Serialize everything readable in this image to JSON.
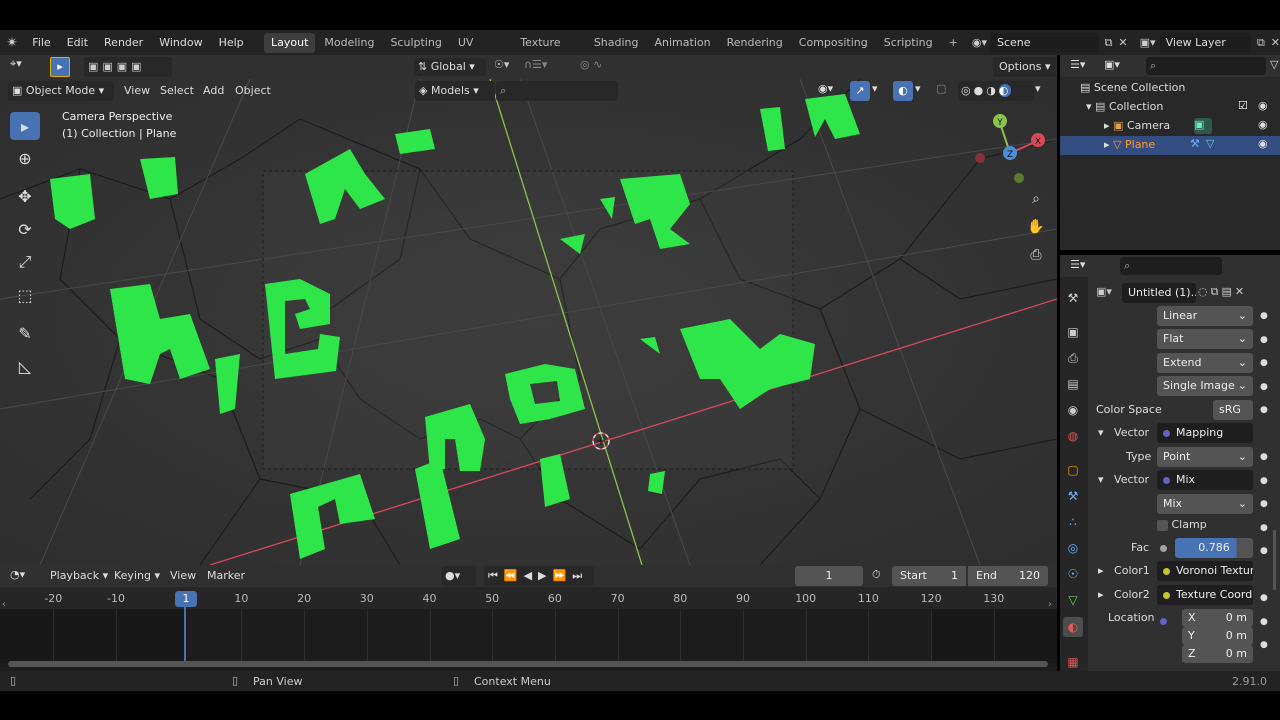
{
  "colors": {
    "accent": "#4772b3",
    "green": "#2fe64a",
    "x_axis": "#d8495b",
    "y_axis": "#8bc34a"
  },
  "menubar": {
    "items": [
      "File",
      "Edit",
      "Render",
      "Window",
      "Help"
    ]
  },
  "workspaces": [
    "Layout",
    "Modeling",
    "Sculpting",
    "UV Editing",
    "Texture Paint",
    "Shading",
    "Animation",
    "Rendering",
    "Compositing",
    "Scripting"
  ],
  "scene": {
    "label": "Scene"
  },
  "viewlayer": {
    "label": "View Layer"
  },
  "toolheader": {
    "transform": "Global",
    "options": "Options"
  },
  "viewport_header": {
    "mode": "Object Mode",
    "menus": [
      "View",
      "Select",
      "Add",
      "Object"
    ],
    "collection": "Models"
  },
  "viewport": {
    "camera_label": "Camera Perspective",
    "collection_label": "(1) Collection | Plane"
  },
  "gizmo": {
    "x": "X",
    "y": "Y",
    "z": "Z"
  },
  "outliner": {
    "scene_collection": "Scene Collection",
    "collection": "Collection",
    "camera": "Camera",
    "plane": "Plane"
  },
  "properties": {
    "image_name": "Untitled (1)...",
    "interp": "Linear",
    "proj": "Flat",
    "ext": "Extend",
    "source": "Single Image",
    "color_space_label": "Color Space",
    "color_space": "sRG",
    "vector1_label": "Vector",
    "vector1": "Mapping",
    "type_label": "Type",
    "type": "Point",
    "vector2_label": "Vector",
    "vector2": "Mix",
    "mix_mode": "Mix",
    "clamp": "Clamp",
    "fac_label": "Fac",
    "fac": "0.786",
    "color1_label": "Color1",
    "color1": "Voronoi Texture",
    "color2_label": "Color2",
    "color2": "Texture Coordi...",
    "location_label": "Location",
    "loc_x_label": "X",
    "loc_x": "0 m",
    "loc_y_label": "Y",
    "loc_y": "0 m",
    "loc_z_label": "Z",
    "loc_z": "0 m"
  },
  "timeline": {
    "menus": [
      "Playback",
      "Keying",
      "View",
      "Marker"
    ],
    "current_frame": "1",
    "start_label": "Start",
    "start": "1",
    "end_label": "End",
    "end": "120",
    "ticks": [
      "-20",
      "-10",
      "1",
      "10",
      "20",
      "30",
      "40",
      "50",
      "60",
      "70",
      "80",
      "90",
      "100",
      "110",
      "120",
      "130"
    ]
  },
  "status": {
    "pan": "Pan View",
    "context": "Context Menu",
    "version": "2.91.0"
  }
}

Task directions
Every record must be copied exactly, with images dropped from the result.

Result below
Serialize everything readable in this image to JSON.
{
  "colors": {
    "accent": "#4772b3",
    "green": "#2fe64a",
    "x_axis": "#d8495b",
    "y_axis": "#8bc34a"
  },
  "menubar": {
    "items": [
      "File",
      "Edit",
      "Render",
      "Window",
      "Help"
    ]
  },
  "workspaces": [
    "Layout",
    "Modeling",
    "Sculpting",
    "UV Editing",
    "Texture Paint",
    "Shading",
    "Animation",
    "Rendering",
    "Compositing",
    "Scripting"
  ],
  "scene": {
    "label": "Scene"
  },
  "viewlayer": {
    "label": "View Layer"
  },
  "toolheader": {
    "transform": "Global",
    "options": "Options"
  },
  "viewport_header": {
    "mode": "Object Mode",
    "menus": [
      "View",
      "Select",
      "Add",
      "Object"
    ],
    "collection": "Models"
  },
  "viewport": {
    "camera_label": "Camera Perspective",
    "collection_label": "(1) Collection | Plane"
  },
  "gizmo": {
    "x": "X",
    "y": "Y",
    "z": "Z"
  },
  "outliner": {
    "scene_collection": "Scene Collection",
    "collection": "Collection",
    "camera": "Camera",
    "plane": "Plane"
  },
  "properties": {
    "image_name": "Untitled (1)...",
    "interp": "Linear",
    "proj": "Flat",
    "ext": "Extend",
    "source": "Single Image",
    "color_space_label": "Color Space",
    "color_space": "sRG",
    "vector1_label": "Vector",
    "vector1": "Mapping",
    "type_label": "Type",
    "type": "Point",
    "vector2_label": "Vector",
    "vector2": "Mix",
    "mix_mode": "Mix",
    "clamp": "Clamp",
    "fac_label": "Fac",
    "fac": "0.786",
    "color1_label": "Color1",
    "color1": "Voronoi Texture",
    "color2_label": "Color2",
    "color2": "Texture Coordi...",
    "location_label": "Location",
    "loc_x_label": "X",
    "loc_x": "0 m",
    "loc_y_label": "Y",
    "loc_y": "0 m",
    "loc_z_label": "Z",
    "loc_z": "0 m"
  },
  "timeline": {
    "menus": [
      "Playback",
      "Keying",
      "View",
      "Marker"
    ],
    "current_frame": "1",
    "start_label": "Start",
    "start": "1",
    "end_label": "End",
    "end": "120",
    "ticks": [
      "-20",
      "-10",
      "1",
      "10",
      "20",
      "30",
      "40",
      "50",
      "60",
      "70",
      "80",
      "90",
      "100",
      "110",
      "120",
      "130"
    ]
  },
  "status": {
    "pan": "Pan View",
    "context": "Context Menu",
    "version": "2.91.0"
  }
}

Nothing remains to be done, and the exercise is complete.